* DIRECTIONS FOR THIS TASK: Pull every line containing the word "party" from the records.

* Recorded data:
··········
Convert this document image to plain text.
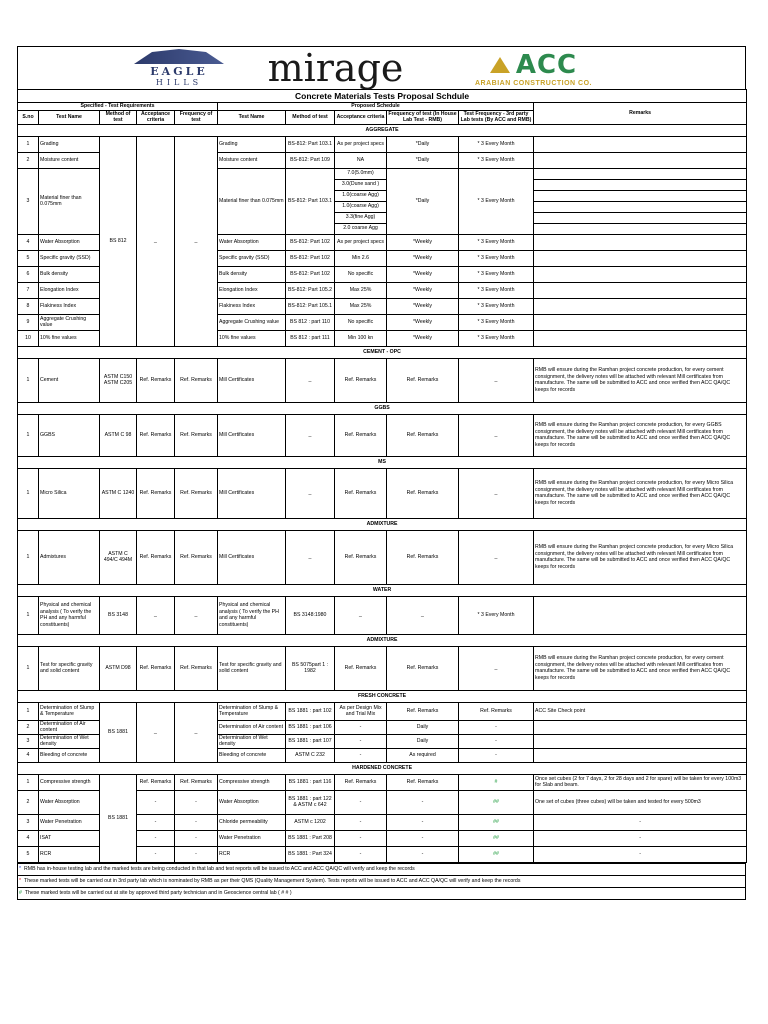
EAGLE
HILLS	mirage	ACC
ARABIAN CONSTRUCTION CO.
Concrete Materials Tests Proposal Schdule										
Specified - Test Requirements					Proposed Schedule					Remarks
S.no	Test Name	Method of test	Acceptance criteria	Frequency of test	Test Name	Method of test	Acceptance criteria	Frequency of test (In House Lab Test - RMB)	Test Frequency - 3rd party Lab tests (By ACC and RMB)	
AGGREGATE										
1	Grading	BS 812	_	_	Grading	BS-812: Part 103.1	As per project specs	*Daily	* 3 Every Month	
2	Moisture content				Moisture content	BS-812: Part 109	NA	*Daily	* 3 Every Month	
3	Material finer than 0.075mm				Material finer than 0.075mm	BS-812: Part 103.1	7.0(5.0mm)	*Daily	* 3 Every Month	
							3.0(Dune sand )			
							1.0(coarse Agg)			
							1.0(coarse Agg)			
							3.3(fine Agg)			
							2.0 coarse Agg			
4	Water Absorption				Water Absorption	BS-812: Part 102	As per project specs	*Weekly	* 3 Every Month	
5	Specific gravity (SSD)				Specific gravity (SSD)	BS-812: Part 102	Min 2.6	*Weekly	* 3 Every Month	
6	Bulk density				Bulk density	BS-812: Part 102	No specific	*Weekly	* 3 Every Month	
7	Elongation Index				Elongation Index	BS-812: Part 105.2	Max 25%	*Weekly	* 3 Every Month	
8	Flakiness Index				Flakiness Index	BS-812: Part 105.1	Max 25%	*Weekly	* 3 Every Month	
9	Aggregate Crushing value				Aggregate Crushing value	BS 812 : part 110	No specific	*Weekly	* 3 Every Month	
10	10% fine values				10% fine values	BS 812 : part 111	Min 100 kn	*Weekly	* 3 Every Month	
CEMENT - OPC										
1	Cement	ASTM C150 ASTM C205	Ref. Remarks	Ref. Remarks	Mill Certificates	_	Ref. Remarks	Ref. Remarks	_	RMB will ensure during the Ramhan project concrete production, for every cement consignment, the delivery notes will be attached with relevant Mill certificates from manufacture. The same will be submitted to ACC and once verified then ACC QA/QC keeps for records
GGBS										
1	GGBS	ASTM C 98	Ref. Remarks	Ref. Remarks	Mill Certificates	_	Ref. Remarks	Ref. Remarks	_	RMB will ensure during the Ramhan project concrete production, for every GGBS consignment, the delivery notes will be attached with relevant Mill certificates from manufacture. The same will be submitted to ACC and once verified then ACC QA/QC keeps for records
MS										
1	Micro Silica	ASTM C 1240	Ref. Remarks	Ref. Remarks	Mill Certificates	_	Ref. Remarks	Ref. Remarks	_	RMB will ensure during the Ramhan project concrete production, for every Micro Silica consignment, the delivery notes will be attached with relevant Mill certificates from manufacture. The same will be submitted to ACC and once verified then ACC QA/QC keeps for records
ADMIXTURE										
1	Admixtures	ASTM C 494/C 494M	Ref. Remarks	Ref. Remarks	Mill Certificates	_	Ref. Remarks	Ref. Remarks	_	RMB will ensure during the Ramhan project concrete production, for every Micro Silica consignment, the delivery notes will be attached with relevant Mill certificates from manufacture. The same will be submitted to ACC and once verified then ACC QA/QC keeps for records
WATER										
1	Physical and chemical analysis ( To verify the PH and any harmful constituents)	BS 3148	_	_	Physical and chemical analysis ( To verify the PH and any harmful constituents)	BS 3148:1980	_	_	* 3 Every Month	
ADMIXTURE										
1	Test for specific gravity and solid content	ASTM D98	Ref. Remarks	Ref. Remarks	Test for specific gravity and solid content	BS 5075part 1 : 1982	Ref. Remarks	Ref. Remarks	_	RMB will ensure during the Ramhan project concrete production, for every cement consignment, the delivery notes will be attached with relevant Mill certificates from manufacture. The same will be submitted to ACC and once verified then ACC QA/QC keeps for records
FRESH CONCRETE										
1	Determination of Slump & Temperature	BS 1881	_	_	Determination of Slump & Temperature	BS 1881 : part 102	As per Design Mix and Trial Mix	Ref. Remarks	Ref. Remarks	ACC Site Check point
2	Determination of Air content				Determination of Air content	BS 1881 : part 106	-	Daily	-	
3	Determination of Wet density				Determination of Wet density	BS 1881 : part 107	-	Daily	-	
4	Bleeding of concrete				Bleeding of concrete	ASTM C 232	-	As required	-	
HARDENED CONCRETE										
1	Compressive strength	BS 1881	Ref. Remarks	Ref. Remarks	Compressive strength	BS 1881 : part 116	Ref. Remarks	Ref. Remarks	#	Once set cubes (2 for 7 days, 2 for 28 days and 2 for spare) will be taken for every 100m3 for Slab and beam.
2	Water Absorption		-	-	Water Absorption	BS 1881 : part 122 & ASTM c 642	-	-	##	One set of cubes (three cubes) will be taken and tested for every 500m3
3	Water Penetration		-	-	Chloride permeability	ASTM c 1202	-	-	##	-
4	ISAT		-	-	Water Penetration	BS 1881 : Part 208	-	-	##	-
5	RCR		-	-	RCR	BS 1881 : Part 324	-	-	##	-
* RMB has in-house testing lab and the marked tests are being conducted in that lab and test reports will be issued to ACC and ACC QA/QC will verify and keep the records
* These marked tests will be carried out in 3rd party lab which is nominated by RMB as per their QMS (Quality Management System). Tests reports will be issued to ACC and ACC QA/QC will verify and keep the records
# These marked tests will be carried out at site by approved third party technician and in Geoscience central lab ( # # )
··········
* ANSWER TO THIS TASK:
S.no	Test Name	Method of test	Acceptance criteria	Frequency of test	Test Name	Method of test	Acceptance criteria	Frequency of test (In House Lab Test - RMB)	Test Frequency - 3rd party Lab tests (By ACC and RMB)	
* These marked tests will be carried out in 3rd party lab which is nominated by RMB as per their QMS (Quality Management System). Tests reports will be issued to ACC and ACC QA/QC will verify and keep the records
# These marked tests will be carried out at site by approved third party technician and in Geoscience central lab ( # # )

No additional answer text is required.